* _RECORDS SHOWN_

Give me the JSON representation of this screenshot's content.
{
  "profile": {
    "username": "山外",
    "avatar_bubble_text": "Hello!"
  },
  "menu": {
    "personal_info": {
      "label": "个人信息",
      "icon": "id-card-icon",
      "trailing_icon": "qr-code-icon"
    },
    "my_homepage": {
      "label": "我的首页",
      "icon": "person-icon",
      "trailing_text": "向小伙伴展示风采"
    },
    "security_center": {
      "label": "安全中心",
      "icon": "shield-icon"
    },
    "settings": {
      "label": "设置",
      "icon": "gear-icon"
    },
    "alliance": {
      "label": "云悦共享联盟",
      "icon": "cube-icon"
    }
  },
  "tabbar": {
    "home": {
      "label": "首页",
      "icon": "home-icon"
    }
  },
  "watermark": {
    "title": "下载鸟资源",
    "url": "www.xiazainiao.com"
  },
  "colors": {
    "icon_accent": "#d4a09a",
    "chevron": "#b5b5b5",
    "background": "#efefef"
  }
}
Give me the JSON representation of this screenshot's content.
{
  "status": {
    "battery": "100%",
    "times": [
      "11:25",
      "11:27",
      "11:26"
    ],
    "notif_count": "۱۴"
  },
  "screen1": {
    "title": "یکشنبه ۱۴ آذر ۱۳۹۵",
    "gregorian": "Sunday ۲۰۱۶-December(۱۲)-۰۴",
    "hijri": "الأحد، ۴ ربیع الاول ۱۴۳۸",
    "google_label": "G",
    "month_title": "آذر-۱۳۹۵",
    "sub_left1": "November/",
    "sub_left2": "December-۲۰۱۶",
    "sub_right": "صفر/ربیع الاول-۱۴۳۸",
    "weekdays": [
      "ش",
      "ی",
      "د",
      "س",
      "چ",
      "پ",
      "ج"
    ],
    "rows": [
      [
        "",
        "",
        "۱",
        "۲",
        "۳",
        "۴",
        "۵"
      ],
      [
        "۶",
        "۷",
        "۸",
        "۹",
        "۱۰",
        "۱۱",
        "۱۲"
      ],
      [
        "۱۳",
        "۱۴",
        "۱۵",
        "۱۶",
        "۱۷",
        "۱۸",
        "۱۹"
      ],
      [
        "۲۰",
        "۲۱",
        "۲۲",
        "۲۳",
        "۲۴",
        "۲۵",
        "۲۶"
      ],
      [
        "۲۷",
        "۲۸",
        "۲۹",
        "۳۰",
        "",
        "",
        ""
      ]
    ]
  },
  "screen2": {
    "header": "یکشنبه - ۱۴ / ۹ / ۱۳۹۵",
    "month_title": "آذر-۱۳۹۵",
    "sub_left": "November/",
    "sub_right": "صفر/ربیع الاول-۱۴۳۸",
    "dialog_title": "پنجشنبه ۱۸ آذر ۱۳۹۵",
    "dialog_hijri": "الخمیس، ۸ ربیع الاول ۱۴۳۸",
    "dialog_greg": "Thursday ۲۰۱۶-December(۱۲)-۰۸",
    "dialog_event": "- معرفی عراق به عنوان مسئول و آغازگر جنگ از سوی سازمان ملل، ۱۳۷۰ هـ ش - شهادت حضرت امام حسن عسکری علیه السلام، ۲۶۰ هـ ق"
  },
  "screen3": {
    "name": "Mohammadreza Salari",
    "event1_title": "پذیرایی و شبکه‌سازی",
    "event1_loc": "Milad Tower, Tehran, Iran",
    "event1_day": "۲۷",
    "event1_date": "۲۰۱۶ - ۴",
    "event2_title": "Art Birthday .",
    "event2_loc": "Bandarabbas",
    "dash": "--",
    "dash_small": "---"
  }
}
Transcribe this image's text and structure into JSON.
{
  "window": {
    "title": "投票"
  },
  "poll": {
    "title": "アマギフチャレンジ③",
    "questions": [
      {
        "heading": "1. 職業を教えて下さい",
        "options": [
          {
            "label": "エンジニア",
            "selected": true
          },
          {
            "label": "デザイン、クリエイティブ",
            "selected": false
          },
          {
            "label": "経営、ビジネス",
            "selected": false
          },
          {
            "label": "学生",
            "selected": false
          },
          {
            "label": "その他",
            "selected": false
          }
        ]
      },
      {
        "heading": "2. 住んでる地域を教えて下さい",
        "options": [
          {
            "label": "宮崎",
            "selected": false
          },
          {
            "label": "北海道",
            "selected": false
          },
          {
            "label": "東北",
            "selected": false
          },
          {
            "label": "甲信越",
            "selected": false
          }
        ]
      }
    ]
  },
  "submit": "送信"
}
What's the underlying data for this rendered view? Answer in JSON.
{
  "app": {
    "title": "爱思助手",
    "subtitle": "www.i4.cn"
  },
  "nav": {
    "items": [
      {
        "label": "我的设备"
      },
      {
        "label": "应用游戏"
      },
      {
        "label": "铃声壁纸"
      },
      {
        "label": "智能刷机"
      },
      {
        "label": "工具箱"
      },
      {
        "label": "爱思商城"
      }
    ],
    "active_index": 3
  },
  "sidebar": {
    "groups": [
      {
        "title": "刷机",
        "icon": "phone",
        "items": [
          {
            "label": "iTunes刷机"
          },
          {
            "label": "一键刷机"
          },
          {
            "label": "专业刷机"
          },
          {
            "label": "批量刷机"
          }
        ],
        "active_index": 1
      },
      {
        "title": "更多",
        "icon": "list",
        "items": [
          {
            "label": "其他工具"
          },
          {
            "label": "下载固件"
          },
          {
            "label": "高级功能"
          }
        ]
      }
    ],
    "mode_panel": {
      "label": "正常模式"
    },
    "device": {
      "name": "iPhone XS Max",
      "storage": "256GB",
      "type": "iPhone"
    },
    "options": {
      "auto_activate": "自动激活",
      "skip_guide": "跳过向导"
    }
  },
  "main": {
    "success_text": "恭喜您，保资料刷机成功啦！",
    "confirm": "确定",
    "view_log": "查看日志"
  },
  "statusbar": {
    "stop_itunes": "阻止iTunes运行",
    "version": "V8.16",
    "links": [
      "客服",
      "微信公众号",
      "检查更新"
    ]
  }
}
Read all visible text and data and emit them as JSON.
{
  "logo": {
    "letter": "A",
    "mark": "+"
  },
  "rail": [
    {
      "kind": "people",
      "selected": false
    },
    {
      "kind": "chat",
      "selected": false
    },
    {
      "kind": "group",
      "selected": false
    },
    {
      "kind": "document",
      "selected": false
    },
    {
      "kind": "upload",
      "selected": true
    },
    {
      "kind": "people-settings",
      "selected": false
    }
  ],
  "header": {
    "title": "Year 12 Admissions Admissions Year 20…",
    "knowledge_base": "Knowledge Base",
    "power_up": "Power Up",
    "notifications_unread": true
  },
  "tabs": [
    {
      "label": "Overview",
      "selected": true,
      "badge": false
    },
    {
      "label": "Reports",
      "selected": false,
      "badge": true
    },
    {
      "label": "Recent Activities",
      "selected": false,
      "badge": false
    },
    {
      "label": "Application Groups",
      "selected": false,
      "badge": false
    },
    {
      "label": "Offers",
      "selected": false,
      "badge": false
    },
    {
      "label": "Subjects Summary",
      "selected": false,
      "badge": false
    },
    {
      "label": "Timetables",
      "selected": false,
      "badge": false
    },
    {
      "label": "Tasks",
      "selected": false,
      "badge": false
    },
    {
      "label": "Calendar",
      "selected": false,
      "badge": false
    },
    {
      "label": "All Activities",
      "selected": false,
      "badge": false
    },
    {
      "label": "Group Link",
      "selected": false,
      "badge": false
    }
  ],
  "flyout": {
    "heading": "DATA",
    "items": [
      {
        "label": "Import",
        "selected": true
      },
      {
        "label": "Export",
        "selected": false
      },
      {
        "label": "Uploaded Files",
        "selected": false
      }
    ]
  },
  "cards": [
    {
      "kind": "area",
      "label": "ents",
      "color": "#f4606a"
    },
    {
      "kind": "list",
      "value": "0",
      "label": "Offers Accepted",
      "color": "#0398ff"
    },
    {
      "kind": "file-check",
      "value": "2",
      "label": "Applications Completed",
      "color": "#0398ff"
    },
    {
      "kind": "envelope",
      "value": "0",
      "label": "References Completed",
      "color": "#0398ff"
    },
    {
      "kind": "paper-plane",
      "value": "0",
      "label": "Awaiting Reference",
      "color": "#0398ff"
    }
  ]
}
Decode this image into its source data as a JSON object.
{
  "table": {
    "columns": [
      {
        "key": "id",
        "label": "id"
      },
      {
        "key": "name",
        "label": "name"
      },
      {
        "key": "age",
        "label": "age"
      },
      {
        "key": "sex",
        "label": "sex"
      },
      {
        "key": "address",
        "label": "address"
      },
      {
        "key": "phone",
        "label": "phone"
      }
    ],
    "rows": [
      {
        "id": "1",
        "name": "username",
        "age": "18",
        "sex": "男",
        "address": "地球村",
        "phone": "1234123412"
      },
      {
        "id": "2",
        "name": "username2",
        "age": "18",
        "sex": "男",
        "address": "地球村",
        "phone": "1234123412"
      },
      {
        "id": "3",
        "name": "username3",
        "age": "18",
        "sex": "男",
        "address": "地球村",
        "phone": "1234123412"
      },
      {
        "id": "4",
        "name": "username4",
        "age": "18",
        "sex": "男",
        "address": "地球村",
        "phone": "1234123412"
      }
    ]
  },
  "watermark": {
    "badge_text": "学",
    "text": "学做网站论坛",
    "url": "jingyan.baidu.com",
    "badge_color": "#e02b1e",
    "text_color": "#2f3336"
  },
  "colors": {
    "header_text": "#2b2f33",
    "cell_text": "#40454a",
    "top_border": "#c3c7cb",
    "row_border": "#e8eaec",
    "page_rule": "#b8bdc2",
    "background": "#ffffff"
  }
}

* _THE REQUEST_
Show every line from the entries above in which the word "into" appears.

* _TASK SOLUTION_
Transcribe this image's text and structure into JSON.
Decode this image into its source data as a JSON object.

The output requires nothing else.